** START Material for the task **

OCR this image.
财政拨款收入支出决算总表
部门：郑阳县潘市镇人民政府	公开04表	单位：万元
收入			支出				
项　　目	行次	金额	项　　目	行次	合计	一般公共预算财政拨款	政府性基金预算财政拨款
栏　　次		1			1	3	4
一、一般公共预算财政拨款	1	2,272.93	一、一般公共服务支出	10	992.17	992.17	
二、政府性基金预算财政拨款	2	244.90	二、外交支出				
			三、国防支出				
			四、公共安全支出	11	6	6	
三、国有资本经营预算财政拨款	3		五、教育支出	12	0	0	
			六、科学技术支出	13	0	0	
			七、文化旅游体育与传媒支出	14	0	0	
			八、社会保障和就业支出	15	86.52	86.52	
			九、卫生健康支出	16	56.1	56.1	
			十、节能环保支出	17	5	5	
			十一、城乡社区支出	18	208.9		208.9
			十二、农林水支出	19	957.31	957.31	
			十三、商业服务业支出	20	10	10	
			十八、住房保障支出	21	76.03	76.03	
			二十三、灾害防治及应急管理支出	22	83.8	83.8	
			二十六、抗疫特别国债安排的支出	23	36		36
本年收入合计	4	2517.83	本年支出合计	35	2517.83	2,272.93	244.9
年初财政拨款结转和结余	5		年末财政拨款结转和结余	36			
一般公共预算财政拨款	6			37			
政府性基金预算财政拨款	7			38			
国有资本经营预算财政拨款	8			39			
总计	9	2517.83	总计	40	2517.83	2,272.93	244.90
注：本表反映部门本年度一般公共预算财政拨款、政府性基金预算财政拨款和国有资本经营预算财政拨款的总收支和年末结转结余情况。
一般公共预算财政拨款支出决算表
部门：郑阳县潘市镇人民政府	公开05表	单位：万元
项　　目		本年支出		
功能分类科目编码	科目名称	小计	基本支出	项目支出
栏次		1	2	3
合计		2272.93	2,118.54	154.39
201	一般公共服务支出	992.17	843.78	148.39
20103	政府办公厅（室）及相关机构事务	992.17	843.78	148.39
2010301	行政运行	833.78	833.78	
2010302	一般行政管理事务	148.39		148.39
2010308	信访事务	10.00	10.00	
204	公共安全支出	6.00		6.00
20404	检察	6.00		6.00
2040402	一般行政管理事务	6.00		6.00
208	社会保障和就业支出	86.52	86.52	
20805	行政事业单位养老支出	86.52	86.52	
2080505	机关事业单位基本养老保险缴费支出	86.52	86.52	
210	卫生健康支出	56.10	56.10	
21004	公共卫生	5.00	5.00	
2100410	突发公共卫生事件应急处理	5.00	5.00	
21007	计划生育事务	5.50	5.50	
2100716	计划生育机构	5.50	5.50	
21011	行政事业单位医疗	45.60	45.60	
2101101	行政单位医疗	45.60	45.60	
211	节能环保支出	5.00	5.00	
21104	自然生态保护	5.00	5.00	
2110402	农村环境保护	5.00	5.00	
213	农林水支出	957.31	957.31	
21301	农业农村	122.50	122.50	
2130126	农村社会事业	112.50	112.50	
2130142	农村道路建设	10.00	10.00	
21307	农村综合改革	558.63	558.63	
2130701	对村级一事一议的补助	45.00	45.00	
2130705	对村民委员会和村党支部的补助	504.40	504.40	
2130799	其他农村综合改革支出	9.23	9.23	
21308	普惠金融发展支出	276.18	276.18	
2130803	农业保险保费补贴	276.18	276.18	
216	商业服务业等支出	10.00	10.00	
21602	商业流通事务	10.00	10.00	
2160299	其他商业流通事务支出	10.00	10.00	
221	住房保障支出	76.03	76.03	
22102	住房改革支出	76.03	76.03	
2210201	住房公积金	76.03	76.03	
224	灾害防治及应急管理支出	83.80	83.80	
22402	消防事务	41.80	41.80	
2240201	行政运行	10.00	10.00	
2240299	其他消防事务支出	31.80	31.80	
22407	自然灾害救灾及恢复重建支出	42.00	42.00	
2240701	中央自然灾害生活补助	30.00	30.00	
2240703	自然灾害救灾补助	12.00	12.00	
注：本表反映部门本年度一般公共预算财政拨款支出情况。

** END Material for the task **
** START Material for the task **

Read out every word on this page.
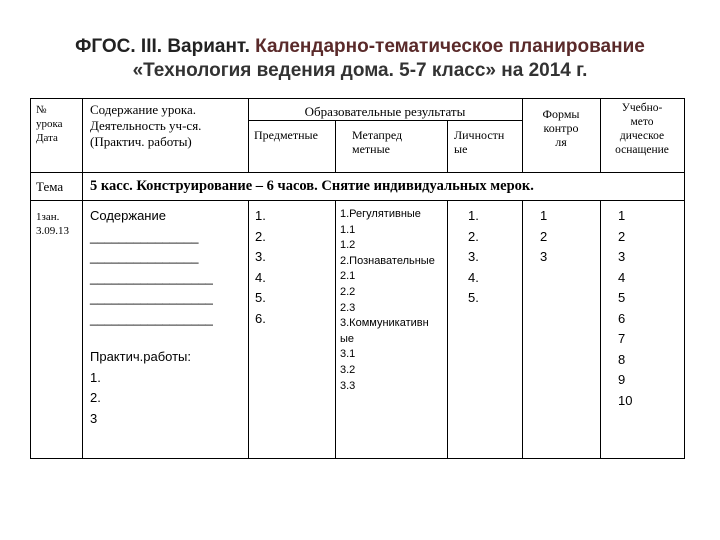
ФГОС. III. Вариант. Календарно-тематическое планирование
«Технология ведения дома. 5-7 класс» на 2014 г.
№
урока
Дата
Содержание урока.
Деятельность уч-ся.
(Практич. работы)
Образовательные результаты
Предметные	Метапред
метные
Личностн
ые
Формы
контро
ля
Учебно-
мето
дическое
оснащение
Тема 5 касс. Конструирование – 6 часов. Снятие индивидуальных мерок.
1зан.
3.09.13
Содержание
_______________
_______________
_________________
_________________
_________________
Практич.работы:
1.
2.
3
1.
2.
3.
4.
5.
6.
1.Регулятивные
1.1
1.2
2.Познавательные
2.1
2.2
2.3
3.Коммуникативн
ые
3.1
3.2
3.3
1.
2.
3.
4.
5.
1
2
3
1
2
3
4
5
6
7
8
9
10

** END Material for the task **
** START Material for the task **

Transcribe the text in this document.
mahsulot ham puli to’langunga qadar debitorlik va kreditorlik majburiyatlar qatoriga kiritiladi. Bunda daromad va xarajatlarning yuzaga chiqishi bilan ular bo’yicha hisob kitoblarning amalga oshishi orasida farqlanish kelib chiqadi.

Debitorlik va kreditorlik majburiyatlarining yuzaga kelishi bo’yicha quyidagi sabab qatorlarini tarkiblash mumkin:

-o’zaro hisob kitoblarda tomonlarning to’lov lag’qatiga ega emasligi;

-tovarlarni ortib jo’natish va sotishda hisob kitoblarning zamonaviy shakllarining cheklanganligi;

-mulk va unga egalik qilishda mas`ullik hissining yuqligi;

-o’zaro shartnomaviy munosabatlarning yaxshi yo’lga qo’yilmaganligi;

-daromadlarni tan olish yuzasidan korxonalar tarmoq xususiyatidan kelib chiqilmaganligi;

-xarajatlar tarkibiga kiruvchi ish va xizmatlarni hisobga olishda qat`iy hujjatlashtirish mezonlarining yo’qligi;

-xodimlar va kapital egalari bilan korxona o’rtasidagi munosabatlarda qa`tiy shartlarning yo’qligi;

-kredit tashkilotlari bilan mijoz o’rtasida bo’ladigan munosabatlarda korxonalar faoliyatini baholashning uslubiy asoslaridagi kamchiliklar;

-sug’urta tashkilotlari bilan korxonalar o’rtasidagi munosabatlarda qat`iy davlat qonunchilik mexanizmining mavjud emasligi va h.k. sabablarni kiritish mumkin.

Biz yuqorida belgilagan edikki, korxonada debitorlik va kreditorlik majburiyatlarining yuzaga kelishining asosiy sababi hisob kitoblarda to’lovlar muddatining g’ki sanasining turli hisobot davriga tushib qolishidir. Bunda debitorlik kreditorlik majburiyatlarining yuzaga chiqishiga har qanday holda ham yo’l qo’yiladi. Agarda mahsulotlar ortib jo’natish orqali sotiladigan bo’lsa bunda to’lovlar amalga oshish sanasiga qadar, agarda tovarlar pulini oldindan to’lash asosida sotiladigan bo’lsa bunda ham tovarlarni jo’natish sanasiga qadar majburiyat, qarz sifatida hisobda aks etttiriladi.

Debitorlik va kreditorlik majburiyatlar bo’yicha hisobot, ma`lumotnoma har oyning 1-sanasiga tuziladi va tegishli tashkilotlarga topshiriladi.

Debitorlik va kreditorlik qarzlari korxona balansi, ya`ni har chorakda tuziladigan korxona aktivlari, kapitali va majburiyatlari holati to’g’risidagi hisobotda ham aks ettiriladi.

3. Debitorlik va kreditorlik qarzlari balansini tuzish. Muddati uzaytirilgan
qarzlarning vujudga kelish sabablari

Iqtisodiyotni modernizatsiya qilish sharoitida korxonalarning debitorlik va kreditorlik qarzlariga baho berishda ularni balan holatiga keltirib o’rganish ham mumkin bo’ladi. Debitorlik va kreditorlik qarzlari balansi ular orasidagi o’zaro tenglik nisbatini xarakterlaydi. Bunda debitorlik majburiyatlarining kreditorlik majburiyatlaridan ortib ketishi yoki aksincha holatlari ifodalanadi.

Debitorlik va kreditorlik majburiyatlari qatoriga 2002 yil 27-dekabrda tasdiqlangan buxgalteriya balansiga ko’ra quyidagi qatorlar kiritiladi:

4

** END Material for the task **

Which lines hold the word "tashkilotlari"? Show each one.

-kredit tashkilotlari bilan mijoz o’rtasida bo’ladigan munosabatlarda korxonalar faoliyatini baholashning uslubiy asoslaridagi kamchiliklar;
-sug’urta tashkilotlari bilan korxonalar o’rtasidagi munosabatlarda qat`iy davlat qonunchilik mexanizmining mavjud emasligi va h.k. sabablarni kiritish mumkin.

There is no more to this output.